• Objective a: Please copy the listing's lines exactly, starting with the line that contains "Text: $-\pi$: $-\pi$ [144,215,163,226]" and going on through the line that contains "I need the location".

• Selected text:
* * *
Second Airport For Bengaluru ‘Absolutely Necessary’, Says Air Deccan Founder Captain Gopinath – News18

Second Airport For Bengaluru ‘Absolutely Necessary’, Says Air Deccan Founder Captain Gopinath – News18



News18

The Karnataka government’s dream to build a second airport in Bengaluru is yet to take wings, but the plan has been endorsed by Captain GR Gopinath, the founder of Air Deccan. Calling it “absolutely necessary and as obvious as daylight,” the aviation expert added that along with building the airport, there must also be healthy competition for better utility of services and customer-friendly pricing.

“Just like airlines compete with each other, we must also have airports compete with each other. It is good and healthy competition, it will regulate monopoly, and it gives you better utility of service and lower prices. Ultimately, people will benefit from it,” said Gopinath in an exclusive interview with News18.

Cities are growing at a quick pace and metros like Delhi, Mumbai, and Bengaluru are growing to be mega-cities. The population of Bengaluru is three times more than that of Norway. There is a need to have airports, not just two, maybe even three if necessary to service the city and the people travelling across, Gopinath said.

‘Bengaluru Should Grow in All Directions’

He also spoke of how cities like Bengaluru should not grow in a unipolar direction, but in all directions. “Presently, if a person staying in Electronic City in southeast Bengaluru has to catch a flight, he needs to travel 3 hours to get to Kempegowda International Airport Bengaluru (KIAL), which is in North Bengaluru’s Devanahalli. A city should grow in all directions and there should be equitable growth and airport connectivity should also help link this growth,” Gopinath said.

Gopinath spoke of how London city has six international airports and has grown in all directions; Bengaluru has the potential to do so as well, and people should benefit from healthy competition and easy accessibility.

“Even in mega-cities, you need low-cost airports so that people can get on and off without having to pay a premium for food or their shopping. You also need to create low-cost airlines which are clean, efficient, and operate from cost-efficient terminals so that all people have access to this form of transport. But the bigger problem that needs to be addressed is breaking monopoly. Monopoly creates monsters,” added the aviation expert.

‘Companies Try to Monopolise’

The aviation industry leader spoke of how companies tend to monopolise airport management and tend to create cogs in the wheel, adding this can cause severe inconvenience and hinder growth for a city.
* * *
• The records:

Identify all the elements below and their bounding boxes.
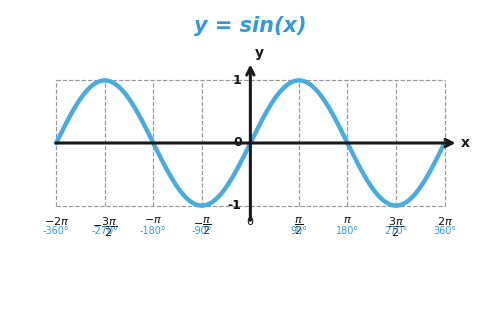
Text: $-\pi$: $-\pi$ [144,215,163,226]
Text: x: x [460,136,469,150]
Text: 270°: 270° [384,227,407,236]
Text: 90°: 90° [290,227,308,236]
Text: $\dfrac{\pi}{2}$: $\dfrac{\pi}{2}$ [294,215,304,237]
Text: $-\dfrac{\pi}{2}$: $-\dfrac{\pi}{2}$ [192,215,211,237]
Text: -270°: -270° [92,227,118,236]
Text: 360°: 360° [433,227,456,236]
Text: -1: -1 [228,199,241,212]
Text: $2\pi$: $2\pi$ [436,215,452,228]
Text: -180°: -180° [140,227,166,236]
Text: 180°: 180° [336,227,359,236]
Text: $\pi$: $\pi$ [343,215,352,226]
Text: y: y [254,46,264,60]
Text: -90°: -90° [192,227,212,236]
Text: -360°: -360° [43,227,70,236]
Text: $-\dfrac{3\pi}{2}$: $-\dfrac{3\pi}{2}$ [92,215,118,239]
Text: $-2\pi$: $-2\pi$ [44,215,69,228]
Text: 1: 1 [233,74,241,87]
Text: $\dfrac{3\pi}{2}$: $\dfrac{3\pi}{2}$ [388,215,404,239]
Text: $0$: $0$ [246,215,254,228]
Text: 0: 0 [233,136,241,150]
Text: y = sin(x): y = sin(x) [194,16,306,36]
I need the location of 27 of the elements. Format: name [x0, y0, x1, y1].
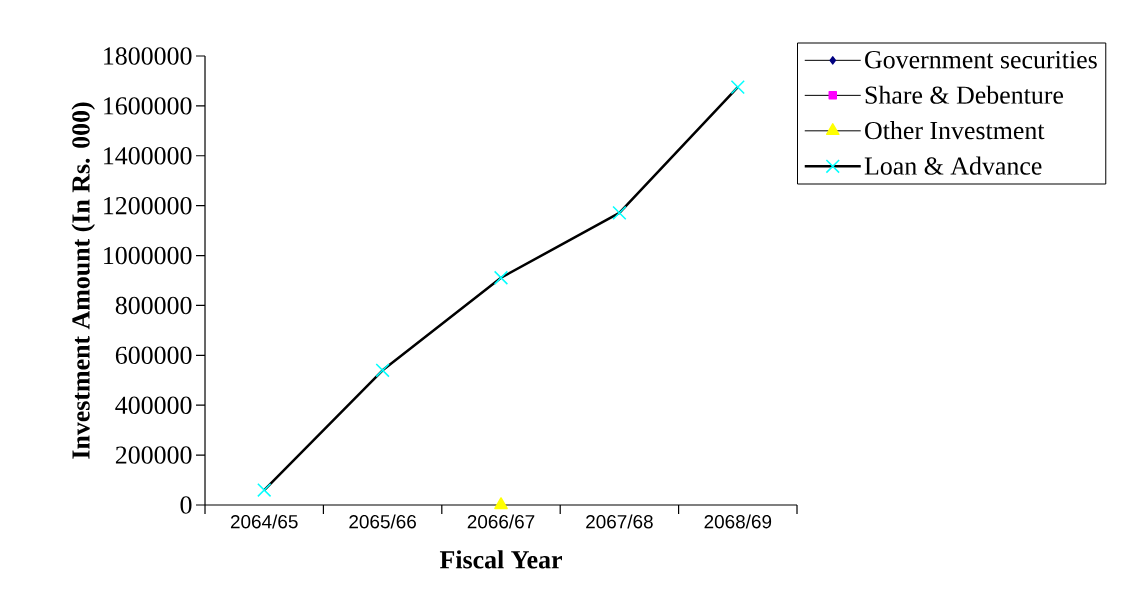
y-tick-label: 1800000 [104, 47, 192, 65]
y-tick-label: 200000 [115, 446, 192, 464]
point [612, 205, 627, 220]
legend-label: Loan & Advance [864, 156, 1042, 175]
x-tick-label: 2067/68 [586, 514, 653, 529]
y-tick-label: 600000 [115, 346, 192, 365]
x-tick-label: 2066/67 [467, 514, 535, 529]
legend-label: Share & Debenture [865, 85, 1064, 104]
y-tick-label: 1600000 [104, 97, 192, 115]
x-tick-label: 2065/66 [349, 514, 416, 529]
y-tick-label: 0 [180, 496, 192, 514]
y-tick-label: 1400000 [104, 147, 192, 165]
y-tick-label: 800000 [115, 296, 192, 315]
point [493, 270, 509, 285]
y-tick-label: 1000000 [104, 246, 192, 265]
x-tick-label: 2064/65 [230, 514, 298, 529]
y-tick-label: 400000 [115, 396, 192, 414]
point [730, 80, 745, 95]
legend-label: Other Investment [865, 121, 1045, 140]
legend-label: Government securities [865, 51, 1097, 69]
point [494, 497, 508, 510]
x-axis-title: Fiscal Year [439, 550, 562, 569]
point [375, 363, 390, 378]
x-tick-label: 2068/69 [704, 514, 772, 529]
y-axis-title: Investment Amount (In Rs. 000) [71, 102, 95, 459]
point [257, 482, 272, 498]
y-tick-label: 1200000 [104, 196, 192, 215]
* * *
• Objective b: According to the article on a second airport for Bengaluru, how many international airports does Gopinath say London has?

• Response a:
Text: $-\pi$: $-\pi$ [144,215,163,226]
Text: x: x [460,136,469,150]
Text: 270°: 270° [384,227,407,236]
Text: 90°: 90° [290,227,308,236]
Text: $\dfrac{\pi}{2}$: $\dfrac{\pi}{2}$ [294,215,304,237]
Text: $-\dfrac{\pi}{2}$: $-\dfrac{\pi}{2}$ [192,215,211,237]
Text: -270°: -270° [92,227,118,236]
Text: 360°: 360° [433,227,456,236]
Text: -1: -1 [228,199,241,212]
Text: $2\pi$: $2\pi$ [436,215,452,228]
Text: -180°: -180° [140,227,166,236]
Text: 180°: 180° [336,227,359,236]
Text: $\pi$: $\pi$ [343,215,352,226]
Text: y: y [254,46,264,60]
Text: -90°: -90° [192,227,212,236]
Text: -360°: -360° [43,227,70,236]
Text: $-\dfrac{3\pi}{2}$: $-\dfrac{3\pi}{2}$ [92,215,118,239]
Text: $-2\pi$: $-2\pi$ [44,215,69,228]
Text: 1: 1 [233,74,241,87]
Text: $\dfrac{3\pi}{2}$: $\dfrac{3\pi}{2}$ [388,215,404,239]
Text: $0$: $0$ [246,215,254,228]
Text: 0: 0 [233,136,241,150]
Text: y = sin(x): y = sin(x) [194,16,306,36]
I need the location of 27 of the elements. Format: name [x0, y0, x1, y1].

• Response b: Six.